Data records
╭──

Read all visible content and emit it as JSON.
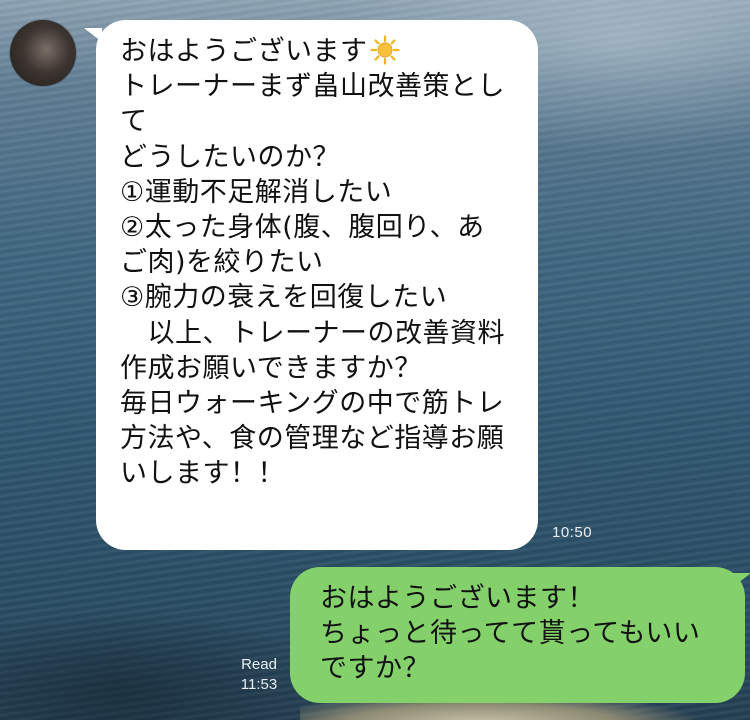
{
  "incoming_message": {
    "lines": [
      "おはようございます",
      "トレーナーまず畠山改善策とし",
      "て",
      "どうしたいのか？",
      "①運動不足解消したい",
      "②太った身体(腹、腹回り、あ",
      "ご肉)を絞りたい",
      "③腕力の衰えを回復したい",
      "　以上、トレーナーの改善資料",
      "作成お願いできますか？",
      "毎日ウォーキングの中で筋トレ",
      "方法や、食の管理など指導お願",
      "いします！！"
    ],
    "emoji": "sun-icon",
    "time": "10:50"
  },
  "outgoing_message": {
    "lines": [
      "おはようございます！",
      "ちょっと待ってて貰ってもいい",
      "ですか？"
    ],
    "read_label": "Read",
    "time": "11:53"
  },
  "colors": {
    "incoming_bubble": "#ffffff",
    "outgoing_bubble": "#84d16b",
    "timestamp": "#e8eef2"
  }
}
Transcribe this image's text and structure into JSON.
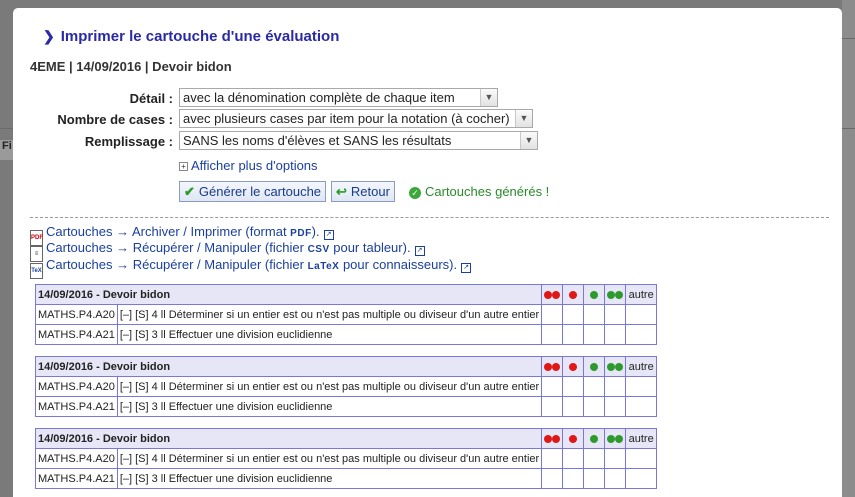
{
  "dialog": {
    "title": "Imprimer le cartouche d'une évaluation",
    "subtitle": "4EME | 14/09/2016 | Devoir bidon"
  },
  "form": {
    "detail": {
      "label": "Détail :",
      "value": "avec la dénomination complète de chaque item"
    },
    "nb_cases": {
      "label": "Nombre de cases :",
      "value": "avec plusieurs cases par item pour la notation (à cocher)"
    },
    "remplissage": {
      "label": "Remplissage :",
      "value": "SANS les noms d'élèves et SANS les résultats"
    },
    "more_options": "Afficher plus d'options",
    "generate_button": "Générer le cartouche",
    "back_button": "Retour",
    "status": "Cartouches générés !"
  },
  "links": [
    {
      "prefix": "Cartouches → Archiver / Imprimer (format ",
      "fmt": "PDF",
      "suffix": ").",
      "icon": "pdf-file-icon"
    },
    {
      "prefix": "Cartouches → Récupérer / Manipuler (fichier ",
      "fmt": "CSV",
      "suffix": " pour tableur).",
      "icon": "csv-file-icon"
    },
    {
      "prefix": "Cartouches → Récupérer / Manipuler (fichier ",
      "fmt": "LaTeX",
      "suffix": " pour connaisseurs).",
      "icon": "tex-file-icon"
    }
  ],
  "cartouche": {
    "header": "14/09/2016 - Devoir bidon",
    "autre": "autre",
    "rows": [
      {
        "code": "MATHS.P4.A20",
        "text": "[–] [S] 4 ll Déterminer si un entier est ou n'est pas multiple ou diviseur d'un autre entier"
      },
      {
        "code": "MATHS.P4.A21",
        "text": "[–] [S] 3 ll Effectuer une division euclidienne"
      }
    ]
  },
  "background": {
    "tab_label": "Fi"
  },
  "colors": {
    "accent": "#2a2aa8",
    "link": "#1a3fa0",
    "red": "#e01818",
    "green": "#2e9a2e",
    "table_border": "#7777dd",
    "table_head": "#e6e6f6"
  }
}
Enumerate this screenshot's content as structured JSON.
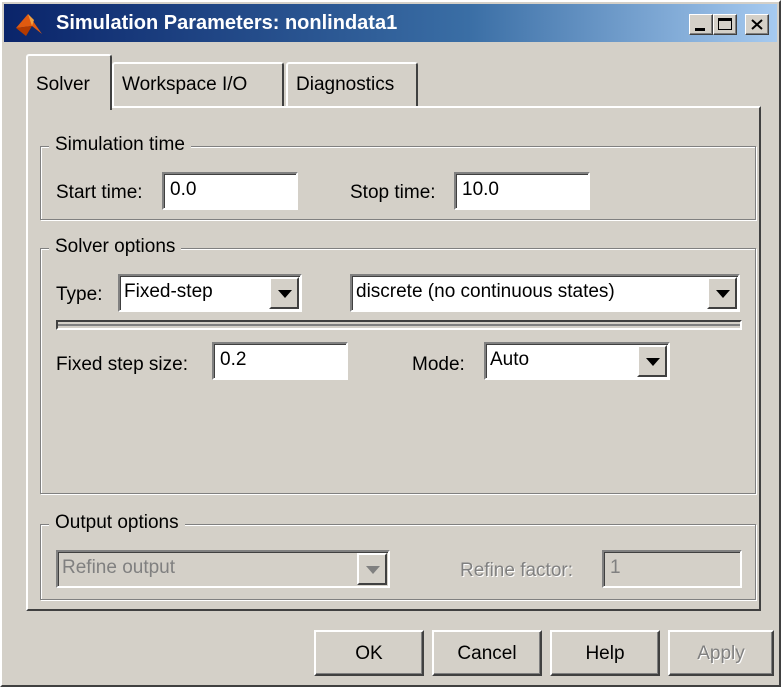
{
  "window": {
    "title": "Simulation Parameters: nonlindata1",
    "icon": "matlab-icon"
  },
  "tabs": [
    {
      "label": "Solver",
      "active": true
    },
    {
      "label": "Workspace I/O",
      "active": false
    },
    {
      "label": "Diagnostics",
      "active": false
    }
  ],
  "simulation_time": {
    "title": "Simulation time",
    "start_label": "Start time:",
    "start_value": "0.0",
    "stop_label": "Stop time:",
    "stop_value": "10.0"
  },
  "solver_options": {
    "title": "Solver options",
    "type_label": "Type:",
    "type_value": "Fixed-step",
    "solver_value": "discrete (no continuous states)",
    "step_label": "Fixed step size:",
    "step_value": "0.2",
    "mode_label": "Mode:",
    "mode_value": "Auto"
  },
  "output_options": {
    "title": "Output options",
    "refine_output": "Refine output",
    "refine_factor_label": "Refine factor:",
    "refine_factor_value": "1"
  },
  "buttons": {
    "ok": "OK",
    "cancel": "Cancel",
    "help": "Help",
    "apply": "Apply"
  }
}
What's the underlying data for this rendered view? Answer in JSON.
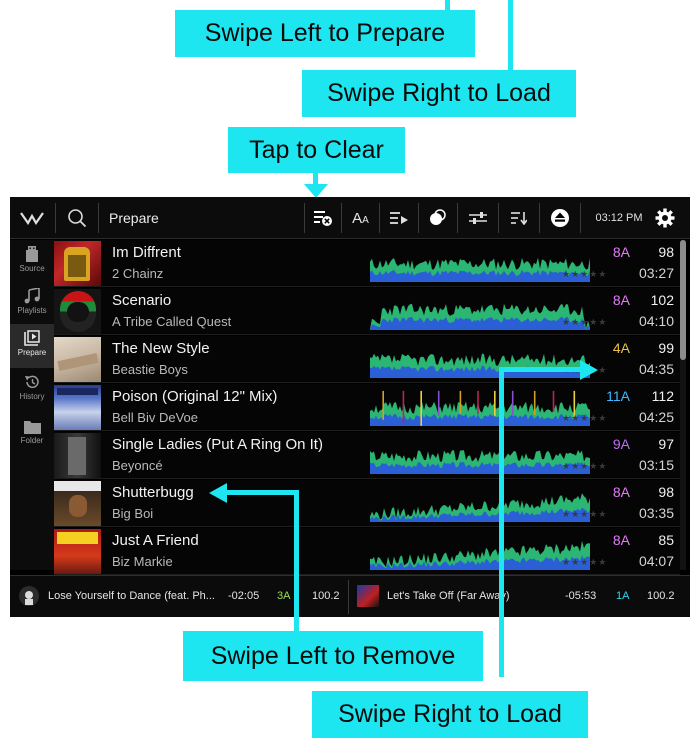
{
  "callouts": {
    "swipe_left_prepare": "Swipe Left to Prepare",
    "swipe_right_load_top": "Swipe Right to Load",
    "tap_to_clear": "Tap to Clear",
    "swipe_left_remove": "Swipe Left to Remove",
    "swipe_right_load_bottom": "Swipe Right to Load"
  },
  "topbar": {
    "title": "Prepare",
    "time": "03:12 PM",
    "icons": [
      "logo-icon",
      "search-icon",
      "clear-list-icon",
      "font-size-icon",
      "play-queue-icon",
      "color-filter-icon",
      "sliders-icon",
      "sort-icon",
      "eject-icon",
      "gear-icon"
    ]
  },
  "sidebar": {
    "items": [
      {
        "label": "Source",
        "icon": "usb-drive-icon"
      },
      {
        "label": "Playlists",
        "icon": "music-note-icon"
      },
      {
        "label": "Prepare",
        "icon": "prepare-icon"
      },
      {
        "label": "History",
        "icon": "history-icon"
      },
      {
        "label": "Folder",
        "icon": "folder-icon"
      }
    ],
    "active": "Prepare"
  },
  "tracks": [
    {
      "title": "Im Diffrent",
      "artist": "2 Chainz",
      "key": "8A",
      "key_color": "#e07ef5",
      "bpm": "98",
      "time": "03:27"
    },
    {
      "title": "Scenario",
      "artist": "A Tribe Called Quest",
      "key": "8A",
      "key_color": "#e07ef5",
      "bpm": "102",
      "time": "04:10"
    },
    {
      "title": "The New Style",
      "artist": "Beastie Boys",
      "key": "4A",
      "key_color": "#e8c24a",
      "bpm": "99",
      "time": "04:35"
    },
    {
      "title": "Poison (Original 12\" Mix)",
      "artist": "Bell Biv DeVoe",
      "key": "11A",
      "key_color": "#3fb8ff",
      "bpm": "112",
      "time": "04:25"
    },
    {
      "title": "Single Ladies (Put A Ring On It)",
      "artist": "Beyoncé",
      "key": "9A",
      "key_color": "#c06cf0",
      "bpm": "97",
      "time": "03:15"
    },
    {
      "title": "Shutterbugg",
      "artist": "Big Boi",
      "key": "8A",
      "key_color": "#e07ef5",
      "bpm": "98",
      "time": "03:35"
    },
    {
      "title": "Just A Friend",
      "artist": "Biz Markie",
      "key": "8A",
      "key_color": "#e07ef5",
      "bpm": "85",
      "time": "04:07"
    }
  ],
  "rating_stars": "★★★★★",
  "decks": {
    "left": {
      "title": "Lose Yourself to Dance (feat. Ph...",
      "remaining": "-02:05",
      "key": "3A",
      "key_color": "#9be34a",
      "bpm": "100.2"
    },
    "right": {
      "title": "Let's Take Off (Far Away)",
      "remaining": "-05:53",
      "key": "1A",
      "key_color": "#2fd6e8",
      "bpm": "100.2"
    }
  },
  "colors": {
    "callout": "#1ee6f0",
    "wave_green": "#2bb673",
    "wave_blue": "#2a5fd6",
    "background": "#000000"
  }
}
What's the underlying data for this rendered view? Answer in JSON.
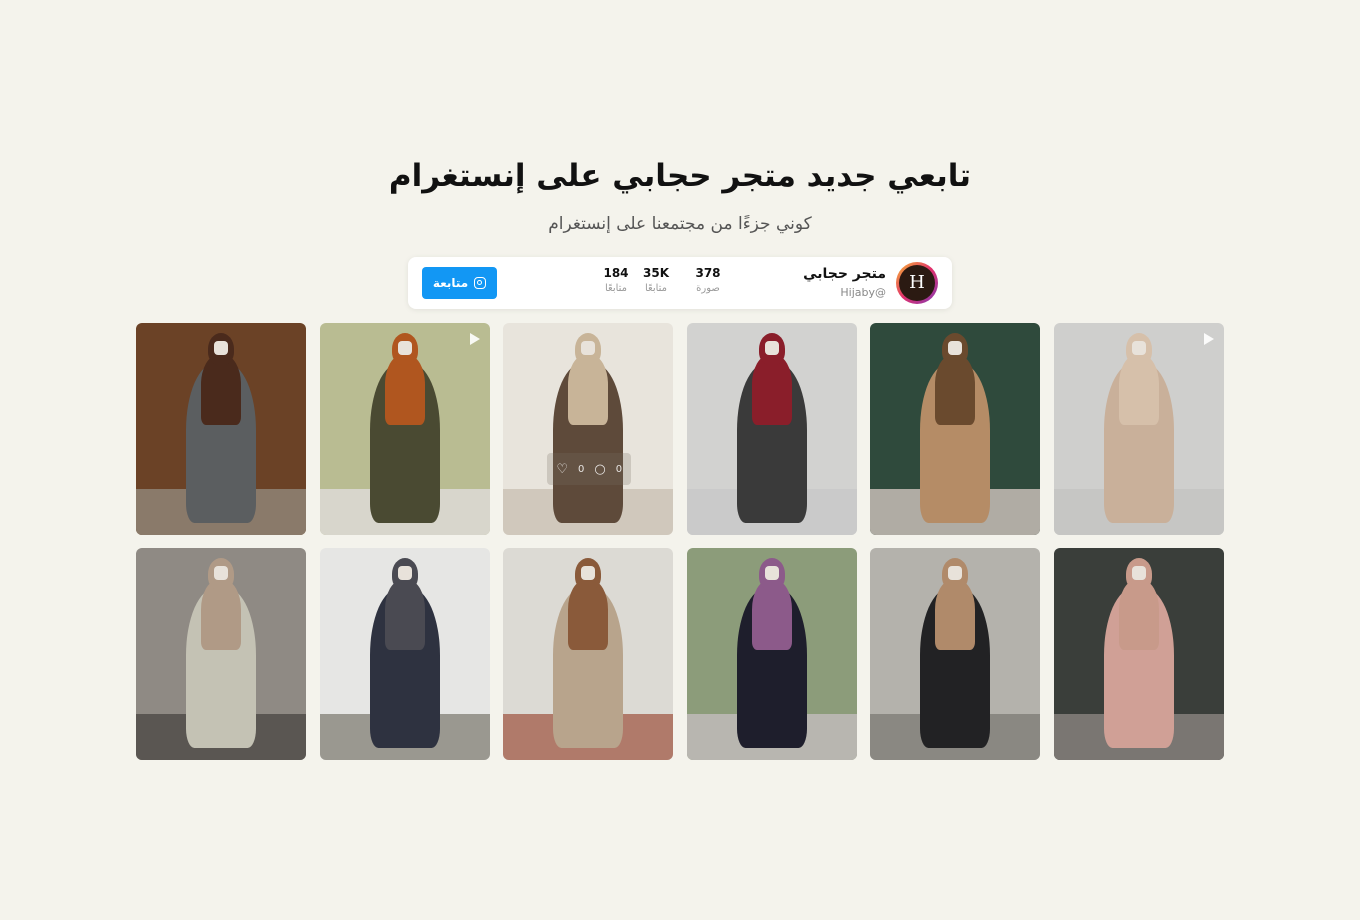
{
  "header": {
    "title": "تابعي جديد متجر حجابي على إنستغرام",
    "subtitle": "كوني جزءًا من مجتمعنا على إنستغرام"
  },
  "profile": {
    "avatar_letter": "H",
    "name": "متجر حجابي",
    "handle": "Hijaby@",
    "stats": [
      {
        "value": "378",
        "label": "صورة"
      },
      {
        "value": "35K",
        "label": "متابعًا"
      },
      {
        "value": "184",
        "label": "متابعًا"
      }
    ],
    "follow_label": "متابعة",
    "follow_icon": "instagram-icon",
    "button_color": "#1297f4"
  },
  "posts": [
    {
      "type": "image",
      "bg": "#6b4226",
      "garment": "#5b5e60",
      "scarf": "#4a2a1c",
      "floor": "#8a7a6a"
    },
    {
      "type": "video",
      "bg": "#b9bc92",
      "garment": "#4a4a32",
      "scarf": "#b0561f",
      "floor": "#d8d6cc"
    },
    {
      "type": "image",
      "bg": "#e8e4dc",
      "garment": "#5e4a3a",
      "scarf": "#c8b498",
      "floor": "#d0c8bc",
      "likes": "0",
      "comments": "0"
    },
    {
      "type": "image",
      "bg": "#d2d2d0",
      "garment": "#3a3a3a",
      "scarf": "#8a1e2a",
      "floor": "#cacaca"
    },
    {
      "type": "image",
      "bg": "#2f4a3c",
      "garment": "#b58c66",
      "scarf": "#6a4a2e",
      "floor": "#b0aca4"
    },
    {
      "type": "video",
      "bg": "#cfcfcd",
      "garment": "#c9b09a",
      "scarf": "#d6c0aa",
      "floor": "#c6c6c4"
    },
    {
      "type": "image",
      "bg": "#8f8a84",
      "garment": "#c4c2b4",
      "scarf": "#b09a86",
      "floor": "#5a5652"
    },
    {
      "type": "image",
      "bg": "#e6e6e4",
      "garment": "#2e3240",
      "scarf": "#4a4a52",
      "floor": "#9a9890"
    },
    {
      "type": "image",
      "bg": "#dcdad4",
      "garment": "#b8a48c",
      "scarf": "#8a5a3a",
      "floor": "#b07a6a"
    },
    {
      "type": "image",
      "bg": "#8c9c7a",
      "garment": "#1e1e2c",
      "scarf": "#8c5a8a",
      "floor": "#b8b6b0"
    },
    {
      "type": "image",
      "bg": "#b4b2ac",
      "garment": "#222224",
      "scarf": "#b08a6a",
      "floor": "#8a8882"
    },
    {
      "type": "image",
      "bg": "#3a3e3a",
      "garment": "#d0a096",
      "scarf": "#c89a8a",
      "floor": "#7a7672"
    }
  ]
}
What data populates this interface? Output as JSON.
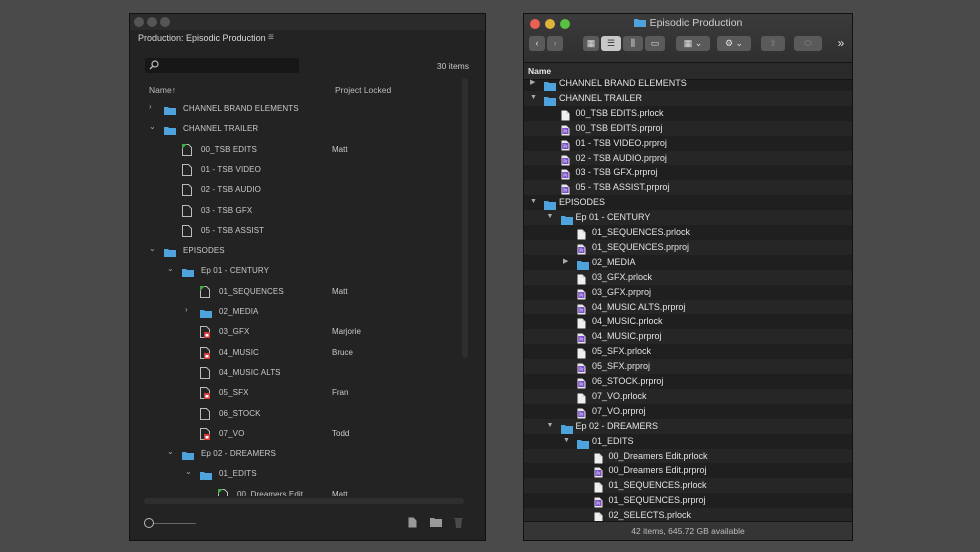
{
  "colors": {
    "folder": "#4fa3dc",
    "prproj": "#7b4fc9",
    "red": "#d23c3c",
    "green": "#3fae49"
  },
  "premiere": {
    "title": "Production: Episodic Production",
    "menu_icon": "≡",
    "item_count": "30 items",
    "col_name": "Name",
    "sort_indicator": "↑",
    "col_locked": "Project Locked",
    "rows": [
      {
        "depth": 0,
        "twisty": "›",
        "icon": "folder",
        "name": "CHANNEL BRAND ELEMENTS",
        "locked": ""
      },
      {
        "depth": 0,
        "twisty": "⌄",
        "icon": "folder",
        "name": "CHANNEL TRAILER",
        "locked": ""
      },
      {
        "depth": 1,
        "twisty": "",
        "icon": "proj-green",
        "name": "00_TSB EDITS",
        "locked": "Matt"
      },
      {
        "depth": 1,
        "twisty": "",
        "icon": "proj",
        "name": "01 - TSB VIDEO",
        "locked": ""
      },
      {
        "depth": 1,
        "twisty": "",
        "icon": "proj",
        "name": "02 - TSB AUDIO",
        "locked": ""
      },
      {
        "depth": 1,
        "twisty": "",
        "icon": "proj",
        "name": "03 - TSB GFX",
        "locked": ""
      },
      {
        "depth": 1,
        "twisty": "",
        "icon": "proj",
        "name": "05 - TSB ASSIST",
        "locked": ""
      },
      {
        "depth": 0,
        "twisty": "⌄",
        "icon": "folder",
        "name": "EPISODES",
        "locked": ""
      },
      {
        "depth": 1,
        "twisty": "⌄",
        "icon": "folder",
        "name": "Ep 01 - CENTURY",
        "locked": ""
      },
      {
        "depth": 2,
        "twisty": "",
        "icon": "proj-green",
        "name": "01_SEQUENCES",
        "locked": "Matt"
      },
      {
        "depth": 2,
        "twisty": "›",
        "icon": "folder",
        "name": "02_MEDIA",
        "locked": ""
      },
      {
        "depth": 2,
        "twisty": "",
        "icon": "proj-red",
        "name": "03_GFX",
        "locked": "Marjorie"
      },
      {
        "depth": 2,
        "twisty": "",
        "icon": "proj-red",
        "name": "04_MUSIC",
        "locked": "Bruce"
      },
      {
        "depth": 2,
        "twisty": "",
        "icon": "proj",
        "name": "04_MUSIC ALTS",
        "locked": ""
      },
      {
        "depth": 2,
        "twisty": "",
        "icon": "proj-red",
        "name": "05_SFX",
        "locked": "Fran"
      },
      {
        "depth": 2,
        "twisty": "",
        "icon": "proj",
        "name": "06_STOCK",
        "locked": ""
      },
      {
        "depth": 2,
        "twisty": "",
        "icon": "proj-red",
        "name": "07_VO",
        "locked": "Todd"
      },
      {
        "depth": 1,
        "twisty": "⌄",
        "icon": "folder",
        "name": "Ep 02 - DREAMERS",
        "locked": ""
      },
      {
        "depth": 2,
        "twisty": "⌄",
        "icon": "folder",
        "name": "01_EDITS",
        "locked": ""
      },
      {
        "depth": 3,
        "twisty": "",
        "icon": "proj-green",
        "name": "00_Dreamers Edit",
        "locked": "Matt"
      }
    ]
  },
  "finder": {
    "title": "Episodic Production",
    "col_name": "Name",
    "overflow": "»",
    "status": "42 items, 645.72 GB available",
    "rows": [
      {
        "depth": 0,
        "twisty": "▶",
        "icon": "folder",
        "name": "CHANNEL BRAND ELEMENTS"
      },
      {
        "depth": 0,
        "twisty": "▼",
        "icon": "folder",
        "name": "CHANNEL TRAILER"
      },
      {
        "depth": 1,
        "twisty": "",
        "icon": "doc",
        "name": "00_TSB EDITS.prlock"
      },
      {
        "depth": 1,
        "twisty": "",
        "icon": "prproj",
        "name": "00_TSB EDITS.prproj"
      },
      {
        "depth": 1,
        "twisty": "",
        "icon": "prproj",
        "name": "01 - TSB VIDEO.prproj"
      },
      {
        "depth": 1,
        "twisty": "",
        "icon": "prproj",
        "name": "02 - TSB AUDIO.prproj"
      },
      {
        "depth": 1,
        "twisty": "",
        "icon": "prproj",
        "name": "03 - TSB GFX.prproj"
      },
      {
        "depth": 1,
        "twisty": "",
        "icon": "prproj",
        "name": "05 - TSB ASSIST.prproj"
      },
      {
        "depth": 0,
        "twisty": "▼",
        "icon": "folder",
        "name": "EPISODES"
      },
      {
        "depth": 1,
        "twisty": "▼",
        "icon": "folder",
        "name": "Ep 01 - CENTURY"
      },
      {
        "depth": 2,
        "twisty": "",
        "icon": "doc",
        "name": "01_SEQUENCES.prlock"
      },
      {
        "depth": 2,
        "twisty": "",
        "icon": "prproj",
        "name": "01_SEQUENCES.prproj"
      },
      {
        "depth": 2,
        "twisty": "▶",
        "icon": "folder",
        "name": "02_MEDIA"
      },
      {
        "depth": 2,
        "twisty": "",
        "icon": "doc",
        "name": "03_GFX.prlock"
      },
      {
        "depth": 2,
        "twisty": "",
        "icon": "prproj",
        "name": "03_GFX.prproj"
      },
      {
        "depth": 2,
        "twisty": "",
        "icon": "prproj",
        "name": "04_MUSIC ALTS.prproj"
      },
      {
        "depth": 2,
        "twisty": "",
        "icon": "doc",
        "name": "04_MUSIC.prlock"
      },
      {
        "depth": 2,
        "twisty": "",
        "icon": "prproj",
        "name": "04_MUSIC.prproj"
      },
      {
        "depth": 2,
        "twisty": "",
        "icon": "doc",
        "name": "05_SFX.prlock"
      },
      {
        "depth": 2,
        "twisty": "",
        "icon": "prproj",
        "name": "05_SFX.prproj"
      },
      {
        "depth": 2,
        "twisty": "",
        "icon": "prproj",
        "name": "06_STOCK.prproj"
      },
      {
        "depth": 2,
        "twisty": "",
        "icon": "doc",
        "name": "07_VO.prlock"
      },
      {
        "depth": 2,
        "twisty": "",
        "icon": "prproj",
        "name": "07_VO.prproj"
      },
      {
        "depth": 1,
        "twisty": "▼",
        "icon": "folder",
        "name": "Ep 02 - DREAMERS"
      },
      {
        "depth": 2,
        "twisty": "▼",
        "icon": "folder",
        "name": "01_EDITS"
      },
      {
        "depth": 3,
        "twisty": "",
        "icon": "doc",
        "name": "00_Dreamers Edit.prlock"
      },
      {
        "depth": 3,
        "twisty": "",
        "icon": "prproj",
        "name": "00_Dreamers Edit.prproj"
      },
      {
        "depth": 3,
        "twisty": "",
        "icon": "doc",
        "name": "01_SEQUENCES.prlock"
      },
      {
        "depth": 3,
        "twisty": "",
        "icon": "prproj",
        "name": "01_SEQUENCES.prproj"
      },
      {
        "depth": 3,
        "twisty": "",
        "icon": "doc",
        "name": "02_SELECTS.prlock"
      }
    ]
  }
}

╰──

### [TASK INSTRUCTIONS]
Check each line above for the string "AUDIO" and show the ones that have it.

### [SOLVED PROBLEM]
        "name": "02 - TSB AUDIO",
        "name": "02 - TSB AUDIO.prproj"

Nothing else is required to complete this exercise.